Transcribe every line of the records verbatim.

_ _ _ _ _

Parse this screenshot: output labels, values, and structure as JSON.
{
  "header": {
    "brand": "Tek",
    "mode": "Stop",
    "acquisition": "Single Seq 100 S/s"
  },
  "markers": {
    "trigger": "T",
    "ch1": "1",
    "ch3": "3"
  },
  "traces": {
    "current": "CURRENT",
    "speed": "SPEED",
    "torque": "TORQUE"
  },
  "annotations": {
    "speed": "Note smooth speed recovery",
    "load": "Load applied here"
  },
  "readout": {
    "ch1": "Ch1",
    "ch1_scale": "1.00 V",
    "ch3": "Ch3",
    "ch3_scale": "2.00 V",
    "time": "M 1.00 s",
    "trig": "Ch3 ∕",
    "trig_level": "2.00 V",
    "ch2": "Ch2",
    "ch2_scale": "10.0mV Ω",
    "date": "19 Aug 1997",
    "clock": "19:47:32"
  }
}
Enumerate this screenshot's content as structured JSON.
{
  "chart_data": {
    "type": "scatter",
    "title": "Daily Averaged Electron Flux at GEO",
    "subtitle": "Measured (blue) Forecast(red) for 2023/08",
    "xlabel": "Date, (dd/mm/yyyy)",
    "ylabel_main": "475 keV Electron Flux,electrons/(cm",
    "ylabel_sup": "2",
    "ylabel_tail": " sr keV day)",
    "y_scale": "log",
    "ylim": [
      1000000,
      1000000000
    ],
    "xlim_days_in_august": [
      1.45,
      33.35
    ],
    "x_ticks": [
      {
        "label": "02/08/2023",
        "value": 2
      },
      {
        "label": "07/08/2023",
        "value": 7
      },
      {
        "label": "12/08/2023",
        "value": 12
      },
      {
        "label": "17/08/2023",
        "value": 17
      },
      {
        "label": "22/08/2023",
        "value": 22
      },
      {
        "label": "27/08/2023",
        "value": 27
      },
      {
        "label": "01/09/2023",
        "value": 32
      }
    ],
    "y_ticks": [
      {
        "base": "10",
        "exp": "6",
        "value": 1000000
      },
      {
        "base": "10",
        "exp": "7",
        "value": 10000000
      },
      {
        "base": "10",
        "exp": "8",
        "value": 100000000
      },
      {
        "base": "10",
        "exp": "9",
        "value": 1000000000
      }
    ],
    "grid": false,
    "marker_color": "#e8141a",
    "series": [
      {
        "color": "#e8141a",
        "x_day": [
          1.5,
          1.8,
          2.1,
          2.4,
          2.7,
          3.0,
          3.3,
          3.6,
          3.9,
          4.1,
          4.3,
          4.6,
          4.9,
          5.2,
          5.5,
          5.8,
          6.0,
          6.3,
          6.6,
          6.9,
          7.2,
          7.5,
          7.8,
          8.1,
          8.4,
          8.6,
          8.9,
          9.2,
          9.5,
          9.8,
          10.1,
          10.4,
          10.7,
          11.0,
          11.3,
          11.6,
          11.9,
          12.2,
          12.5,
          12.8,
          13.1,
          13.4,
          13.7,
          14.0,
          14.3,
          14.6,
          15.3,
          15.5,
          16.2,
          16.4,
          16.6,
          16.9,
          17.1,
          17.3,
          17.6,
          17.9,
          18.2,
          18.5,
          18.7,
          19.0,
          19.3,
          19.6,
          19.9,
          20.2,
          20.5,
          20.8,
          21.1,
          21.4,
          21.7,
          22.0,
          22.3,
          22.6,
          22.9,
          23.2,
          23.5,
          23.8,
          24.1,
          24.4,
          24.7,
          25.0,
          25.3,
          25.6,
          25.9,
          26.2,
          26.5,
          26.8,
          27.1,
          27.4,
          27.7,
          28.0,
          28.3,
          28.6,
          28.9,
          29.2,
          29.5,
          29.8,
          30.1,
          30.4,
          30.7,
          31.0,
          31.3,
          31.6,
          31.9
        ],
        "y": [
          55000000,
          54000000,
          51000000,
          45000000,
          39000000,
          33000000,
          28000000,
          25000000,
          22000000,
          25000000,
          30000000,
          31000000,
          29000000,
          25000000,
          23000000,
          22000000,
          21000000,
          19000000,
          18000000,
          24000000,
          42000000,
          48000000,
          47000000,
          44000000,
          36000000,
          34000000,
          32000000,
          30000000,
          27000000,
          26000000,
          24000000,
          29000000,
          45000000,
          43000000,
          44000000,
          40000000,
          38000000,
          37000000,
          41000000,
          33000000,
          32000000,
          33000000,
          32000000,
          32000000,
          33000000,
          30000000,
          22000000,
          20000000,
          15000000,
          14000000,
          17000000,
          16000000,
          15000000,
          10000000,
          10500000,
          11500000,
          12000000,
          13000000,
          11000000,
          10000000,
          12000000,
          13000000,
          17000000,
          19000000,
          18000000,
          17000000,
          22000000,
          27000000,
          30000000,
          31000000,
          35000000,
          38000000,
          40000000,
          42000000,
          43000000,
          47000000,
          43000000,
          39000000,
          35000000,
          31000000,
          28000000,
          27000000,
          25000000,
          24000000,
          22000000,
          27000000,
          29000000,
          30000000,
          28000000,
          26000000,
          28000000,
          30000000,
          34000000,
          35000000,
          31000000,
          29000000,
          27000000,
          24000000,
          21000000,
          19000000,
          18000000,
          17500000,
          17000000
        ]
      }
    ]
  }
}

_ _ _ _ _

(Answer for the task):
Parse this screenshot: output labels, values, and structure as JSON.
{
  "header": {
    "brand": "Tek",
    "mode": "Stop",
    "acquisition": "Single Seq 100 S/s"
  },
  "markers": {
    "trigger": "T",
    "ch1": "1",
    "ch3": "3"
  },
  "traces": {
    "current": "CURRENT",
    "speed": "SPEED",
    "torque": "TORQUE"
  },
  "annotations": {
    "speed": "Note smooth speed recovery",
    "load": "Load applied here"
  },
  "readout": {
    "ch1": "Ch1",
    "ch1_scale": "1.00 V",
    "ch3": "Ch3",
    "ch3_scale": "2.00 V",
    "time": "M 1.00 s",
    "trig": "Ch3 ∕",
    "trig_level": "2.00 V",
    "ch2": "Ch2",
    "ch2_scale": "10.0mV Ω",
    "date": "19 Aug 1997",
    "clock": "19:47:32"
  }
}
Enumerate this screenshot's content as structured JSON.
{
  "chart_data": {
    "type": "scatter",
    "title": "Daily Averaged Electron Flux at GEO",
    "subtitle": "Measured (blue) Forecast(red) for 2023/08",
    "xlabel": "Date, (dd/mm/yyyy)",
    "ylabel_main": "475 keV Electron Flux,electrons/(cm",
    "ylabel_sup": "2",
    "ylabel_tail": " sr keV day)",
    "y_scale": "log",
    "ylim": [
      1000000,
      1000000000
    ],
    "xlim_days_in_august": [
      1.45,
      33.35
    ],
    "x_ticks": [
      {
        "label": "02/08/2023",
        "value": 2
      },
      {
        "label": "07/08/2023",
        "value": 7
      },
      {
        "label": "12/08/2023",
        "value": 12
      },
      {
        "label": "17/08/2023",
        "value": 17
      },
      {
        "label": "22/08/2023",
        "value": 22
      },
      {
        "label": "27/08/2023",
        "value": 27
      },
      {
        "label": "01/09/2023",
        "value": 32
      }
    ],
    "y_ticks": [
      {
        "base": "10",
        "exp": "6",
        "value": 1000000
      },
      {
        "base": "10",
        "exp": "7",
        "value": 10000000
      },
      {
        "base": "10",
        "exp": "8",
        "value": 100000000
      },
      {
        "base": "10",
        "exp": "9",
        "value": 1000000000
      }
    ],
    "grid": false,
    "marker_color": "#e8141a",
    "series": [
      {
        "color": "#e8141a",
        "x_day": [
          1.5,
          1.8,
          2.1,
          2.4,
          2.7,
          3.0,
          3.3,
          3.6,
          3.9,
          4.1,
          4.3,
          4.6,
          4.9,
          5.2,
          5.5,
          5.8,
          6.0,
          6.3,
          6.6,
          6.9,
          7.2,
          7.5,
          7.8,
          8.1,
          8.4,
          8.6,
          8.9,
          9.2,
          9.5,
          9.8,
          10.1,
          10.4,
          10.7,
          11.0,
          11.3,
          11.6,
          11.9,
          12.2,
          12.5,
          12.8,
          13.1,
          13.4,
          13.7,
          14.0,
          14.3,
          14.6,
          15.3,
          15.5,
          16.2,
          16.4,
          16.6,
          16.9,
          17.1,
          17.3,
          17.6,
          17.9,
          18.2,
          18.5,
          18.7,
          19.0,
          19.3,
          19.6,
          19.9,
          20.2,
          20.5,
          20.8,
          21.1,
          21.4,
          21.7,
          22.0,
          22.3,
          22.6,
          22.9,
          23.2,
          23.5,
          23.8,
          24.1,
          24.4,
          24.7,
          25.0,
          25.3,
          25.6,
          25.9,
          26.2,
          26.5,
          26.8,
          27.1,
          27.4,
          27.7,
          28.0,
          28.3,
          28.6,
          28.9,
          29.2,
          29.5,
          29.8,
          30.1,
          30.4,
          30.7,
          31.0,
          31.3,
          31.6,
          31.9
        ],
        "y": [
          55000000,
          54000000,
          51000000,
          45000000,
          39000000,
          33000000,
          28000000,
          25000000,
          22000000,
          25000000,
          30000000,
          31000000,
          29000000,
          25000000,
          23000000,
          22000000,
          21000000,
          19000000,
          18000000,
          24000000,
          42000000,
          48000000,
          47000000,
          44000000,
          36000000,
          34000000,
          32000000,
          30000000,
          27000000,
          26000000,
          24000000,
          29000000,
          45000000,
          43000000,
          44000000,
          40000000,
          38000000,
          37000000,
          41000000,
          33000000,
          32000000,
          33000000,
          32000000,
          32000000,
          33000000,
          30000000,
          22000000,
          20000000,
          15000000,
          14000000,
          17000000,
          16000000,
          15000000,
          10000000,
          10500000,
          11500000,
          12000000,
          13000000,
          11000000,
          10000000,
          12000000,
          13000000,
          17000000,
          19000000,
          18000000,
          17000000,
          22000000,
          27000000,
          30000000,
          31000000,
          35000000,
          38000000,
          40000000,
          42000000,
          43000000,
          47000000,
          43000000,
          39000000,
          35000000,
          31000000,
          28000000,
          27000000,
          25000000,
          24000000,
          22000000,
          27000000,
          29000000,
          30000000,
          28000000,
          26000000,
          28000000,
          30000000,
          34000000,
          35000000,
          31000000,
          29000000,
          27000000,
          24000000,
          21000000,
          19000000,
          18000000,
          17500000,
          17000000
        ]
      }
    ]
  }
}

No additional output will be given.